_Work required_. Do any lines in the data below contain "this"? If so, copy every one of them.
>> BEGIN Provided entries
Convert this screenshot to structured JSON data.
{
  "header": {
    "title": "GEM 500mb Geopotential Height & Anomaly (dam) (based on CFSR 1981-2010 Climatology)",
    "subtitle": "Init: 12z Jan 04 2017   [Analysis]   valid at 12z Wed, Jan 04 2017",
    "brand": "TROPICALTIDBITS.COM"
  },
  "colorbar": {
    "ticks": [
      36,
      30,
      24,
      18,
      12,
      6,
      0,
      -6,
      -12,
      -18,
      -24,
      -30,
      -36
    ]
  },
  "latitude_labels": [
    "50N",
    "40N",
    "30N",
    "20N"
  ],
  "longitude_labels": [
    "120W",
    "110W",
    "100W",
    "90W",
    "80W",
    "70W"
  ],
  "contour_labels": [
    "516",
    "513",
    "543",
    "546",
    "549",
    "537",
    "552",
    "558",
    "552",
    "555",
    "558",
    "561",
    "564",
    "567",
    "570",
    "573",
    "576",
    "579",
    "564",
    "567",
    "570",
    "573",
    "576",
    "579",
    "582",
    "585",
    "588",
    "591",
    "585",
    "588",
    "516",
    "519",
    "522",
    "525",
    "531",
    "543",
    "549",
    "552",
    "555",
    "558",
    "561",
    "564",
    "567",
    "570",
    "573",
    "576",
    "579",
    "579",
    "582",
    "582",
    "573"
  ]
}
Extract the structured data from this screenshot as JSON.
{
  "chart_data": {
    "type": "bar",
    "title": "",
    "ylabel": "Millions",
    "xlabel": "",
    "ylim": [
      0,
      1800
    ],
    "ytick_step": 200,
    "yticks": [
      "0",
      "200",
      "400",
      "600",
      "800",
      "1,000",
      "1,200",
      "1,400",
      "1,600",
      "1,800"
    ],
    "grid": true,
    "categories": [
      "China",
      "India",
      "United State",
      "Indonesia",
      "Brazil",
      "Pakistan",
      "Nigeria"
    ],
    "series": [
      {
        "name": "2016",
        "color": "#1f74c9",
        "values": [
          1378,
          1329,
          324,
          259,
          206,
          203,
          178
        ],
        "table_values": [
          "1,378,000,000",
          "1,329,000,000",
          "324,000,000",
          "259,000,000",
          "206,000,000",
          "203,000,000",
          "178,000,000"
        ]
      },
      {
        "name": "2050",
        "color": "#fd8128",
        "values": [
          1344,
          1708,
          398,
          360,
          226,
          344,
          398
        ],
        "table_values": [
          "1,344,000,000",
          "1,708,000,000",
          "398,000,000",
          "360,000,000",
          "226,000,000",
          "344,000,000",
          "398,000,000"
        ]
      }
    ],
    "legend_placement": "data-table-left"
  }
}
>> END Provided entries
_Written solution_.
Convert this screenshot to structured JSON data.
Extract the structured data from this screenshot as JSON.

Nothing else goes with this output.